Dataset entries
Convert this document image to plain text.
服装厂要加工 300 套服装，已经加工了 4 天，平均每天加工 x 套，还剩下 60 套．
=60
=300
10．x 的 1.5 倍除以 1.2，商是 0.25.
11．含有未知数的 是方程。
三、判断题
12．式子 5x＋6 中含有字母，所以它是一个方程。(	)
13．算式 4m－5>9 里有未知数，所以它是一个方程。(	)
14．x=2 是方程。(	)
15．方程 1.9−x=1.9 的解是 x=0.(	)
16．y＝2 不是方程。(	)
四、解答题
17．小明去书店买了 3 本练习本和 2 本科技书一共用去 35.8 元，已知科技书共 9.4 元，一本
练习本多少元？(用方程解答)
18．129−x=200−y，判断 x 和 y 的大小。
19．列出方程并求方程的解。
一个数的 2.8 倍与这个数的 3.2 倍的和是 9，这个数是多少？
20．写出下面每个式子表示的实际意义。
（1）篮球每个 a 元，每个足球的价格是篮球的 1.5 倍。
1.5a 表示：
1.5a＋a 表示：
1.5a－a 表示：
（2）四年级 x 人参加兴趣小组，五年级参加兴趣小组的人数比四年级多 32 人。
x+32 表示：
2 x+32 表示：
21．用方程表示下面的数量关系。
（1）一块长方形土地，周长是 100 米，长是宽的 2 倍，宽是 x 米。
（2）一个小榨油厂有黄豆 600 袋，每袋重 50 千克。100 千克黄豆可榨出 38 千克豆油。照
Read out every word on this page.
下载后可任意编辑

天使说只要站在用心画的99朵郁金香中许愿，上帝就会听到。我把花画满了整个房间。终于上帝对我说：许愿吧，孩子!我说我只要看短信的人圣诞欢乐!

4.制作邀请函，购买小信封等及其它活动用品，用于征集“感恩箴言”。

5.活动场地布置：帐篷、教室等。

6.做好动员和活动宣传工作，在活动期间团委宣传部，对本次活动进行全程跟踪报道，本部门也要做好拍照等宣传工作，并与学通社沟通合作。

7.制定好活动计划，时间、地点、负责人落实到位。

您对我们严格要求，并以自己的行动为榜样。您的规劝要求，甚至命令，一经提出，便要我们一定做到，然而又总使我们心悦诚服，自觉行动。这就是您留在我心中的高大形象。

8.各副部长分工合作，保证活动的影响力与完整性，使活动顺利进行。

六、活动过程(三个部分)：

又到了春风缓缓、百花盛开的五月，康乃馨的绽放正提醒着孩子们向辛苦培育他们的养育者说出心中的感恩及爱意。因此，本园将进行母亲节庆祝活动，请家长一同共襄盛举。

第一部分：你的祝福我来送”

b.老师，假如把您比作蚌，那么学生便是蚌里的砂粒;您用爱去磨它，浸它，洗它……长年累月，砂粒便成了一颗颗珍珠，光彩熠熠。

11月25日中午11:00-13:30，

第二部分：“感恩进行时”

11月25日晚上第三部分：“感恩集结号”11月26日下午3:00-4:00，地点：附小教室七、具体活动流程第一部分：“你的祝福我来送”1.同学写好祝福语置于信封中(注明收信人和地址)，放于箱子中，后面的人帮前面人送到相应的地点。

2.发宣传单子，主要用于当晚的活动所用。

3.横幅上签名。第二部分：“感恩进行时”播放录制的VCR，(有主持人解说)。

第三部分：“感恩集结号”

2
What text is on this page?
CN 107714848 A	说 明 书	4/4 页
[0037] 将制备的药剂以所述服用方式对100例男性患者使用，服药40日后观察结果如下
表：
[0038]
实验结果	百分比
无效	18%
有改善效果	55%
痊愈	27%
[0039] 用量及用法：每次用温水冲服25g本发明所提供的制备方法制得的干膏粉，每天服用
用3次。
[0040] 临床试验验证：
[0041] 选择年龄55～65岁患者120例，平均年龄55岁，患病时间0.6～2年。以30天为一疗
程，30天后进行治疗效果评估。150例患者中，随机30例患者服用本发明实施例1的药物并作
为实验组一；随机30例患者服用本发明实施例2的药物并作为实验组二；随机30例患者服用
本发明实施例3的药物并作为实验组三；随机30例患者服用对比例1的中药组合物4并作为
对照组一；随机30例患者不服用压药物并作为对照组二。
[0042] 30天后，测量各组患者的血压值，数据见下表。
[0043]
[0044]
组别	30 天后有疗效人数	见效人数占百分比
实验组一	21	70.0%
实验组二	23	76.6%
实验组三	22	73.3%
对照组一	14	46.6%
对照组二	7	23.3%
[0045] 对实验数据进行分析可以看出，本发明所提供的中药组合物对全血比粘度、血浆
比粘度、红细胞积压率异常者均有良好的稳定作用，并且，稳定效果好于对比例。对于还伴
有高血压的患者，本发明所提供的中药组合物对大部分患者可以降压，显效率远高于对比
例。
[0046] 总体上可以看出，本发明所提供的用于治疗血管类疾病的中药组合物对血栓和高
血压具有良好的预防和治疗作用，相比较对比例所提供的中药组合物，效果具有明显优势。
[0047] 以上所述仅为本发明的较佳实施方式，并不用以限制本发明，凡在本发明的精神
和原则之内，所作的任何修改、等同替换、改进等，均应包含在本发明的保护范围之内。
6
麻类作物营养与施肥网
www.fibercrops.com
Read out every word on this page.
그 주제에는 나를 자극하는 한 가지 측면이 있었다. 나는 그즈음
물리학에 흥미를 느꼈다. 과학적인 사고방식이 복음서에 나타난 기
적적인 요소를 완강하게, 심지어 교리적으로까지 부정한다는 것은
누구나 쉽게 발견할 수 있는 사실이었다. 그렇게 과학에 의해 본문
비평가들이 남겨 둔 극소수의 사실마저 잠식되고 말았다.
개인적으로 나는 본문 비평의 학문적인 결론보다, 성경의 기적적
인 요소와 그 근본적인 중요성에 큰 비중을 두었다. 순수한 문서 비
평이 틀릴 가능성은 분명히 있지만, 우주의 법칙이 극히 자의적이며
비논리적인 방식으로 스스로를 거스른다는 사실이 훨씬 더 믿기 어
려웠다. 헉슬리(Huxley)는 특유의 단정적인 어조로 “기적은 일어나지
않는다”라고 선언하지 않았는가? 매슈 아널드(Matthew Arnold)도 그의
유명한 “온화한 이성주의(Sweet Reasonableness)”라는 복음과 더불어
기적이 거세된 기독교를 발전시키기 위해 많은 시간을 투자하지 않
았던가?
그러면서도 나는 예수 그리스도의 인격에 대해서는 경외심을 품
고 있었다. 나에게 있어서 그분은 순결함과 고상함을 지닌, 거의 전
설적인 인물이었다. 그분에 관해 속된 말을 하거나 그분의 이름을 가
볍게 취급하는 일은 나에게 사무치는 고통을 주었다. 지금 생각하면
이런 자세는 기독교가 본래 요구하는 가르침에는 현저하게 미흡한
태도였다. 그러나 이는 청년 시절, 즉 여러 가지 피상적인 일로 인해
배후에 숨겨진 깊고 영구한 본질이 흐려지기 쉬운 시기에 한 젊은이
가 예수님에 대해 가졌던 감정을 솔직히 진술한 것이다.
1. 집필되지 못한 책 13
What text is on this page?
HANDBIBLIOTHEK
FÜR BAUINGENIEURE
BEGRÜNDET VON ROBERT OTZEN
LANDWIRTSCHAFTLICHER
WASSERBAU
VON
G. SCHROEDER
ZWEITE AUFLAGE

Exercise prompt:
Copy the data above exactly. Every line must be included.

Task response:
Convert this document image to plain text.
服装厂要加工 300 套服装，已经加工了 4 天，平均每天加工 x 套，还剩下 60 套．
=60
=300
10．x 的 1.5 倍除以 1.2，商是 0.25.
11．含有未知数的 是方程。
三、判断题
12．式子 5x＋6 中含有字母，所以它是一个方程。(	)
13．算式 4m－5>9 里有未知数，所以它是一个方程。(	)
14．x=2 是方程。(	)
15．方程 1.9−x=1.9 的解是 x=0.(	)
16．y＝2 不是方程。(	)
四、解答题
17．小明去书店买了 3 本练习本和 2 本科技书一共用去 35.8 元，已知科技书共 9.4 元，一本
练习本多少元？(用方程解答)
18．129−x=200−y，判断 x 和 y 的大小。
19．列出方程并求方程的解。
一个数的 2.8 倍与这个数的 3.2 倍的和是 9，这个数是多少？
20．写出下面每个式子表示的实际意义。
（1）篮球每个 a 元，每个足球的价格是篮球的 1.5 倍。
1.5a 表示：
1.5a＋a 表示：
1.5a－a 表示：
（2）四年级 x 人参加兴趣小组，五年级参加兴趣小组的人数比四年级多 32 人。
x+32 表示：
2 x+32 表示：
21．用方程表示下面的数量关系。
（1）一块长方形土地，周长是 100 米，长是宽的 2 倍，宽是 x 米。
（2）一个小榨油厂有黄豆 600 袋，每袋重 50 千克。100 千克黄豆可榨出 38 千克豆油。照
Read out every word on this page.
下载后可任意编辑

天使说只要站在用心画的99朵郁金香中许愿，上帝就会听到。我把花画满了整个房间。终于上帝对我说：许愿吧，孩子!我说我只要看短信的人圣诞欢乐!

4.制作邀请函，购买小信封等及其它活动用品，用于征集“感恩箴言”。

5.活动场地布置：帐篷、教室等。

6.做好动员和活动宣传工作，在活动期间团委宣传部，对本次活动进行全程跟踪报道，本部门也要做好拍照等宣传工作，并与学通社沟通合作。

7.制定好活动计划，时间、地点、负责人落实到位。

您对我们严格要求，并以自己的行动为榜样。您的规劝要求，甚至命令，一经提出，便要我们一定做到，然而又总使我们心悦诚服，自觉行动。这就是您留在我心中的高大形象。

8.各副部长分工合作，保证活动的影响力与完整性，使活动顺利进行。

六、活动过程(三个部分)：

又到了春风缓缓、百花盛开的五月，康乃馨的绽放正提醒着孩子们向辛苦培育他们的养育者说出心中的感恩及爱意。因此，本园将进行母亲节庆祝活动，请家长一同共襄盛举。

第一部分：你的祝福我来送”

b.老师，假如把您比作蚌，那么学生便是蚌里的砂粒;您用爱去磨它，浸它，洗它……长年累月，砂粒便成了一颗颗珍珠，光彩熠熠。

11月25日中午11:00-13:30，

第二部分：“感恩进行时”

11月25日晚上第三部分：“感恩集结号”11月26日下午3:00-4:00，地点：附小教室七、具体活动流程第一部分：“你的祝福我来送”1.同学写好祝福语置于信封中(注明收信人和地址)，放于箱子中，后面的人帮前面人送到相应的地点。

2.发宣传单子，主要用于当晚的活动所用。

3.横幅上签名。第二部分：“感恩进行时”播放录制的VCR，(有主持人解说)。

第三部分：“感恩集结号”

2
What text is on this page?
CN 107714848 A	说 明 书	4/4 页
[0037] 将制备的药剂以所述服用方式对100例男性患者使用，服药40日后观察结果如下
表：
[0038]
实验结果	百分比
无效	18%
有改善效果	55%
痊愈	27%
[0039] 用量及用法：每次用温水冲服25g本发明所提供的制备方法制得的干膏粉，每天服用
用3次。
[0040] 临床试验验证：
[0041] 选择年龄55～65岁患者120例，平均年龄55岁，患病时间0.6～2年。以30天为一疗
程，30天后进行治疗效果评估。150例患者中，随机30例患者服用本发明实施例1的药物并作
为实验组一；随机30例患者服用本发明实施例2的药物并作为实验组二；随机30例患者服用
本发明实施例3的药物并作为实验组三；随机30例患者服用对比例1的中药组合物4并作为
对照组一；随机30例患者不服用压药物并作为对照组二。
[0042] 30天后，测量各组患者的血压值，数据见下表。
[0043]
[0044]
组别	30 天后有疗效人数	见效人数占百分比
实验组一	21	70.0%
实验组二	23	76.6%
实验组三	22	73.3%
对照组一	14	46.6%
对照组二	7	23.3%
[0045] 对实验数据进行分析可以看出，本发明所提供的中药组合物对全血比粘度、血浆
比粘度、红细胞积压率异常者均有良好的稳定作用，并且，稳定效果好于对比例。对于还伴
有高血压的患者，本发明所提供的中药组合物对大部分患者可以降压，显效率远高于对比
例。
[0046] 总体上可以看出，本发明所提供的用于治疗血管类疾病的中药组合物对血栓和高
血压具有良好的预防和治疗作用，相比较对比例所提供的中药组合物，效果具有明显优势。
[0047] 以上所述仅为本发明的较佳实施方式，并不用以限制本发明，凡在本发明的精神
和原则之内，所作的任何修改、等同替换、改进等，均应包含在本发明的保护范围之内。
6
麻类作物营养与施肥网
www.fibercrops.com
Read out every word on this page.
그 주제에는 나를 자극하는 한 가지 측면이 있었다. 나는 그즈음
물리학에 흥미를 느꼈다. 과학적인 사고방식이 복음서에 나타난 기
적적인 요소를 완강하게, 심지어 교리적으로까지 부정한다는 것은
누구나 쉽게 발견할 수 있는 사실이었다. 그렇게 과학에 의해 본문
비평가들이 남겨 둔 극소수의 사실마저 잠식되고 말았다.
개인적으로 나는 본문 비평의 학문적인 결론보다, 성경의 기적적
인 요소와 그 근본적인 중요성에 큰 비중을 두었다. 순수한 문서 비
평이 틀릴 가능성은 분명히 있지만, 우주의 법칙이 극히 자의적이며
비논리적인 방식으로 스스로를 거스른다는 사실이 훨씬 더 믿기 어
려웠다. 헉슬리(Huxley)는 특유의 단정적인 어조로 “기적은 일어나지
않는다”라고 선언하지 않았는가? 매슈 아널드(Matthew Arnold)도 그의
유명한 “온화한 이성주의(Sweet Reasonableness)”라는 복음과 더불어
기적이 거세된 기독교를 발전시키기 위해 많은 시간을 투자하지 않
았던가?
그러면서도 나는 예수 그리스도의 인격에 대해서는 경외심을 품
고 있었다. 나에게 있어서 그분은 순결함과 고상함을 지닌, 거의 전
설적인 인물이었다. 그분에 관해 속된 말을 하거나 그분의 이름을 가
볍게 취급하는 일은 나에게 사무치는 고통을 주었다. 지금 생각하면
이런 자세는 기독교가 본래 요구하는 가르침에는 현저하게 미흡한
태도였다. 그러나 이는 청년 시절, 즉 여러 가지 피상적인 일로 인해
배후에 숨겨진 깊고 영구한 본질이 흐려지기 쉬운 시기에 한 젊은이
가 예수님에 대해 가졌던 감정을 솔직히 진술한 것이다.
1. 집필되지 못한 책 13
What text is on this page?
HANDBIBLIOTHEK
FÜR BAUINGENIEURE
BEGRÜNDET VON ROBERT OTZEN
LANDWIRTSCHAFTLICHER
WASSERBAU
VON
G. SCHROEDER
ZWEITE AUFLAGE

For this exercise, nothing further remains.